DATA SHOWN =>
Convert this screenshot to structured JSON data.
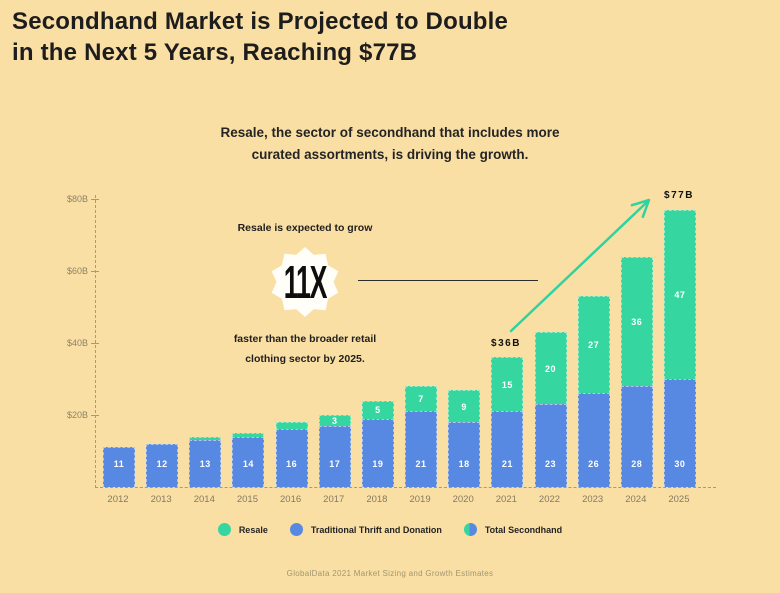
{
  "title": {
    "line1": "Secondhand Market is Projected to Double",
    "line2": "in the Next 5 Years, Reaching $77B"
  },
  "subtitle": {
    "line1": "Resale, the sector of secondhand that includes more",
    "line2": "curated assortments, is driving the growth."
  },
  "callout": {
    "intro": "Resale is expected to grow",
    "badge": "11X",
    "outro_line1": "faster than the broader retail",
    "outro_line2": "clothing sector by 2025."
  },
  "annotations": {
    "y2021": "$36B",
    "y2025": "$77B"
  },
  "legend": [
    {
      "label": "Resale",
      "swatch": "resale"
    },
    {
      "label": "Traditional Thrift and Donation",
      "swatch": "thrift"
    },
    {
      "label": "Total Secondhand",
      "swatch": "total"
    }
  ],
  "source": "GlobalData 2021 Market Sizing and Growth Estimates",
  "colors": {
    "background": "#FADFA4",
    "resale_green": "#36D6A0",
    "thrift_blue": "#5789E2",
    "text_dark": "#1D1D1D",
    "axis_gray": "#8D8268",
    "arrow_green": "#2ED3A0"
  },
  "chart_data": {
    "type": "bar",
    "stacked": true,
    "title": "Secondhand Market is Projected to Double in the Next 5 Years, Reaching $77B",
    "unit": "USD billions",
    "categories": [
      2012,
      2013,
      2014,
      2015,
      2016,
      2017,
      2018,
      2019,
      2020,
      2021,
      2022,
      2023,
      2024,
      2025
    ],
    "series": [
      {
        "name": "Traditional Thrift and Donation",
        "color": "#5789E2",
        "values": [
          11,
          12,
          13,
          14,
          16,
          17,
          19,
          21,
          18,
          21,
          23,
          26,
          28,
          30
        ]
      },
      {
        "name": "Resale",
        "color": "#36D6A0",
        "values": [
          0,
          0,
          1,
          1,
          2,
          3,
          5,
          7,
          9,
          15,
          20,
          27,
          36,
          47
        ]
      }
    ],
    "totals_annotated": [
      {
        "year": 2021,
        "label": "$36B",
        "total": 36
      },
      {
        "year": 2025,
        "label": "$77B",
        "total": 77
      }
    ],
    "yticks": [
      20,
      40,
      60,
      80
    ],
    "ytick_labels": [
      "$20B",
      "$40B",
      "$60B",
      "$80B"
    ],
    "ylim": [
      0,
      80
    ],
    "grid": false,
    "legend_position": "bottom",
    "label_min_value": 3
  }
}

WHAT THE EXERCISE ASKS => Scan the lines above for "sector", then copy every one that has it.

CORRECT RESPONSE =>
    "line1": "Resale, the sector of secondhand that includes more",
    "outro_line2": "clothing sector by 2025."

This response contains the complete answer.